* _TASK REQUIREMENTS_:
- A) List every /filter request URL shown in the SQL injection walkthrough.
- B) Rewrite the SQL injection walkthrough starting at "You might need" and ending at "or response headers.", swapping "payload" for "request".

* _EXCERPT TO READ_:
Each request increases the NULL count by one. In this lab, the successful probe was:

/filter?category=Pets+'+UNION+SELECT+NULL,NULL,NULL--

When that request was sent, the error disappeared and the response included additional content consistent with our UNION row - the application accepted a UNION SELECT with three columns, so the original query returned three columns. That confirmed the required column count.

Why this works: UNION requires both queries to return the same number of columns; adding NULL placeholders lets us match that number without knowing column names or types.

5 - Confirming which column can show text (finding a text-capable column)

Knowing the column count is step one. Next, to extract data we must find a column that is rendered as text on the page (a text sink). A common method is to replace one NULL with a string literal and see if it appears in the response.

Example test (after confirming 3 columns):

/filter?category=Pets+'+UNION+SELECT+'ABC',NULL,NULL--

If the page contains ABC, that column is text-capable and can be used to return usernames, product names, or other strings. If ABC doesn't appear, try the string in the second or third position:

/filter?category=Pets+'+UNION+SELECT+NULL,'ABC',NULL--
/filter?category=Pets+'+UNION+SELECT+NULL,NULL,'ABC'--

Pick the column that reflects output. In many labs one or more columns will be rendered directly into the HTML template and thus show our injected text.

Beginner breakout - string quoting:
When injecting string literals into URLs, URL-encode single quotes (' -> %27) or wrap the string using the database's accepted syntax. In lab contexts, simple quoted strings usually work if the UNION is allowed.

6 - Practical example: moving from NULL to extraction

Once a text-capable column is identified, you can extract data. For example, to list usernames from a users table (lab or authorized test only):

/filter?category=Pets+'+UNION+SELECT+users.username,NULL,NULL+FROM+users--

You might need to refine the payload (schema name, table name) or use LIMIT and OFFSET to extract rows one-by-one. In this lab the goal was only to determine the column count - but the exact same technique powers data extraction in further labs.

7 - Troubleshooting common issues

While the approach is simple, several pitfalls are common. Here's how I handled them:

• Application returns a generic error page: Inspect server logs or the raw HTTP response. Sometimes error details are hidden in HTML comments or response headers.
• Filtering / WAF rules: If the app blocks UNION or SELECT, try variants (UN/**/ION, case changes, or SQL comments). Only use these in authorized labs.

* _RECORDED INFORMATION_:
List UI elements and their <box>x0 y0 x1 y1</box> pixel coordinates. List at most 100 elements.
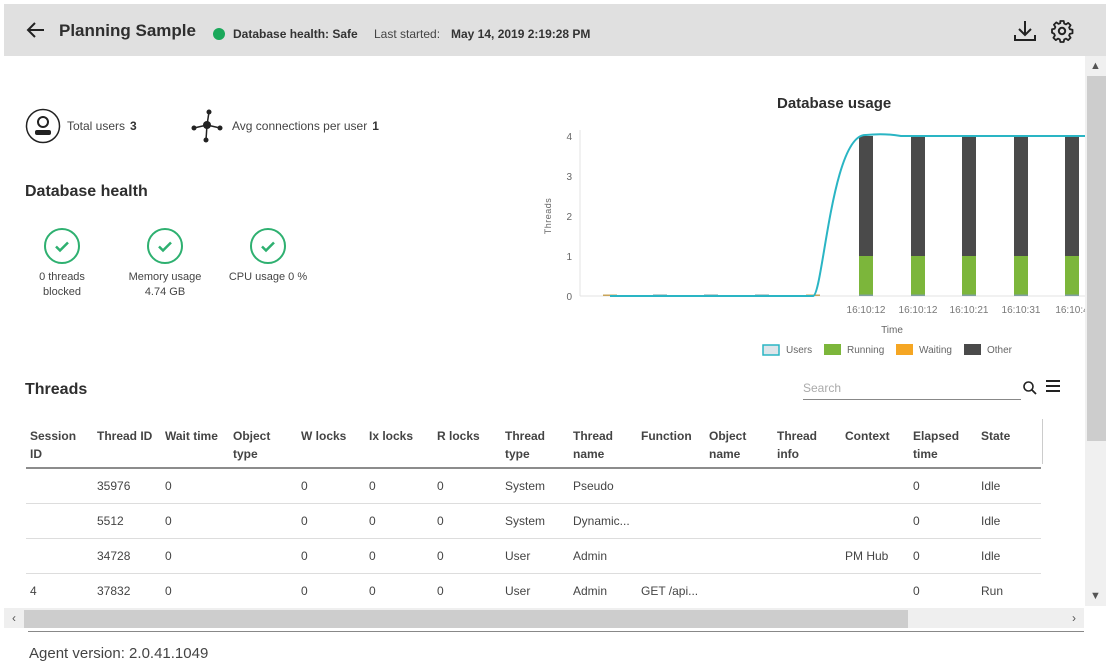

* _RESPONSES PER TASK_:
- A)
/filter?category=Pets+'+UNION+SELECT+NULL,NULL,NULL--
/filter?category=Pets+'+UNION+SELECT+'ABC',NULL,NULL--
/filter?category=Pets+'+UNION+SELECT+NULL,'ABC',NULL--
/filter?category=Pets+'+UNION+SELECT+NULL,NULL,'ABC'--
/filter?category=Pets+'+UNION+SELECT+users.username,NULL,NULL+FROM+users--

- B)
You might need to refine the request (schema name, table name) or use LIMIT and OFFSET to extract rows one-by-one. In this lab the goal was only to determine the column count - but the exact same technique powers data extraction in further labs.

7 - Troubleshooting common issues

While the approach is simple, several pitfalls are common. Here's how I handled them:

• Application returns a generic error page: Inspect server logs or the raw HTTP response. Sometimes error details are hidden in HTML comments or response headers.